*Requirements*. Leave out every picture, then transcribe the rest of the listing exactly.

** START **

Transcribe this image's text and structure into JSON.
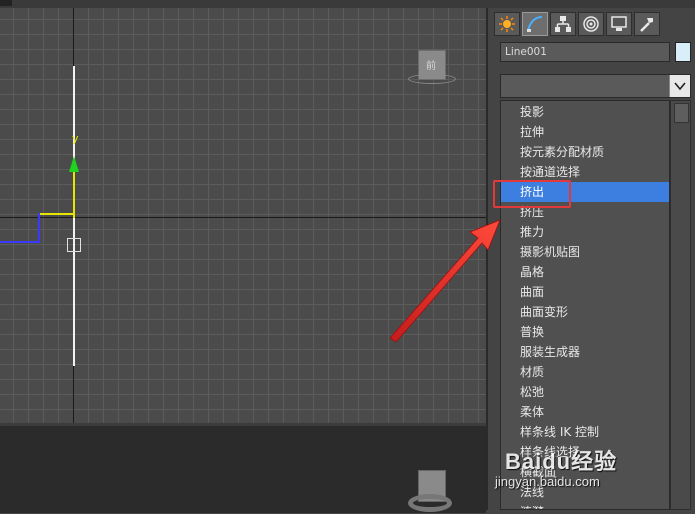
{
  "viewport": {
    "axis_label_y": "y",
    "viewcube_label": "前"
  },
  "command_panel": {
    "tabs": [
      {
        "icon": "create-icon"
      },
      {
        "icon": "modify-icon",
        "active": true
      },
      {
        "icon": "hierarchy-icon"
      },
      {
        "icon": "motion-icon"
      },
      {
        "icon": "display-icon"
      },
      {
        "icon": "utilities-icon"
      }
    ],
    "object_name": "Line001",
    "object_color": "#d8eef8",
    "modifier_list_value": "",
    "modifier_list": [
      "投影",
      "拉伸",
      "按元素分配材质",
      "按通道选择",
      "挤出",
      "挤压",
      "推力",
      "摄影机贴图",
      "晶格",
      "曲面",
      "曲面变形",
      "普换",
      "服装生成器",
      "材质",
      "松弛",
      "柔体",
      "样条线 IK 控制",
      "样条线选择",
      "横截面",
      "法线",
      "涟漪"
    ],
    "selected_index": 4
  },
  "annotation": {
    "highlight_color": "#e23a3a"
  },
  "watermark": {
    "brand": "Baidu经验",
    "site": "jingyan.baidu.com"
  },
  "colors": {
    "selection_blue": "#3d7fe0",
    "grid": "#5c5c5c",
    "gizmo_green": "#1fd21f",
    "gizmo_yellow": "#e6e600"
  }
}
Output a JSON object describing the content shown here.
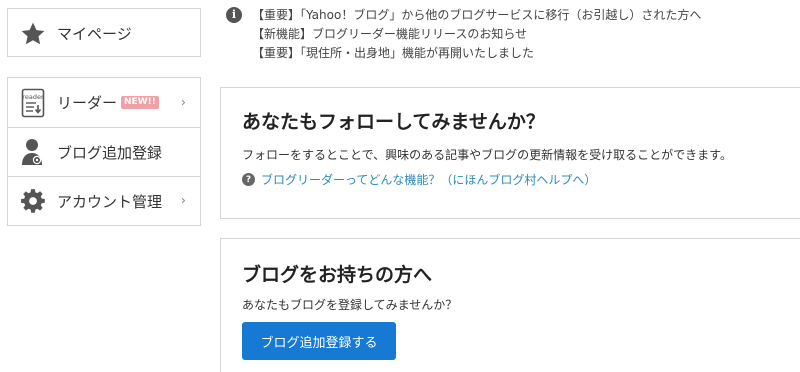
{
  "sidebar": {
    "mypage": {
      "label": "マイページ",
      "icon": "star-icon"
    },
    "items": [
      {
        "label": "リーダー",
        "badge": "NEW!!",
        "icon": "reader-icon",
        "chevron": "›"
      },
      {
        "label": "ブログ追加登録",
        "icon": "user-add-icon"
      },
      {
        "label": "アカウント管理",
        "icon": "gear-icon",
        "chevron": "›"
      }
    ]
  },
  "notices": [
    "【重要】「Yahoo！ブログ」から他のブログサービスに移行（お引越し）された方へ",
    "【新機能】ブログリーダー機能リリースのお知らせ",
    "【重要】「現住所・出身地」機能が再開いたしました"
  ],
  "follow_card": {
    "title": "あなたもフォローしてみませんか？",
    "text": "フォローをするとことで、興味のある記事やブログの更新情報を受け取ることができます。",
    "help_link": "ブログリーダーってどんな機能？（にほんブログ村ヘルプへ）"
  },
  "blog_card": {
    "title": "ブログをお持ちの方へ",
    "text": "あなたもブログを登録してみませんか？",
    "button": "ブログ追加登録する"
  },
  "colors": {
    "accent_blue": "#1679d4",
    "link": "#2d8bb8",
    "badge": "#f0a0a6"
  }
}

** END **

*Task response*.
Transcribe this image's text and structure into JSON.
{
  "viewport": {
    "axis_label_y": "y",
    "viewcube_label": "前"
  },
  "command_panel": {
    "tabs": [
      {
        "icon": "create-icon"
      },
      {
        "icon": "modify-icon",
        "active": true
      },
      {
        "icon": "hierarchy-icon"
      },
      {
        "icon": "motion-icon"
      },
      {
        "icon": "display-icon"
      },
      {
        "icon": "utilities-icon"
      }
    ],
    "object_name": "Line001",
    "object_color": "#d8eef8",
    "modifier_list_value": "",
    "modifier_list": [
      "投影",
      "拉伸",
      "按元素分配材质",
      "按通道选择",
      "挤出",
      "挤压",
      "推力",
      "摄影机贴图",
      "晶格",
      "曲面",
      "曲面变形",
      "普换",
      "服装生成器",
      "材质",
      "松弛",
      "柔体",
      "样条线 IK 控制",
      "样条线选择",
      "横截面",
      "法线",
      "涟漪"
    ],
    "selected_index": 4
  },
  "annotation": {
    "highlight_color": "#e23a3a"
  },
  "watermark": {
    "brand": "Baidu经验",
    "site": "jingyan.baidu.com"
  },
  "colors": {
    "selection_blue": "#3d7fe0",
    "grid": "#5c5c5c",
    "gizmo_green": "#1fd21f",
    "gizmo_yellow": "#e6e600"
  }
}
Output a JSON object describing the content shown here.
{
  "sidebar": {
    "mypage": {
      "label": "マイページ",
      "icon": "star-icon"
    },
    "items": [
      {
        "label": "リーダー",
        "badge": "NEW!!",
        "icon": "reader-icon",
        "chevron": "›"
      },
      {
        "label": "ブログ追加登録",
        "icon": "user-add-icon"
      },
      {
        "label": "アカウント管理",
        "icon": "gear-icon",
        "chevron": "›"
      }
    ]
  },
  "notices": [
    "【重要】「Yahoo！ブログ」から他のブログサービスに移行（お引越し）された方へ",
    "【新機能】ブログリーダー機能リリースのお知らせ",
    "【重要】「現住所・出身地」機能が再開いたしました"
  ],
  "follow_card": {
    "title": "あなたもフォローしてみませんか？",
    "text": "フォローをするとことで、興味のある記事やブログの更新情報を受け取ることができます。",
    "help_link": "ブログリーダーってどんな機能？（にほんブログ村ヘルプへ）"
  },
  "blog_card": {
    "title": "ブログをお持ちの方へ",
    "text": "あなたもブログを登録してみませんか？",
    "button": "ブログ追加登録する"
  },
  "colors": {
    "accent_blue": "#1679d4",
    "link": "#2d8bb8",
    "badge": "#f0a0a6"
  }
}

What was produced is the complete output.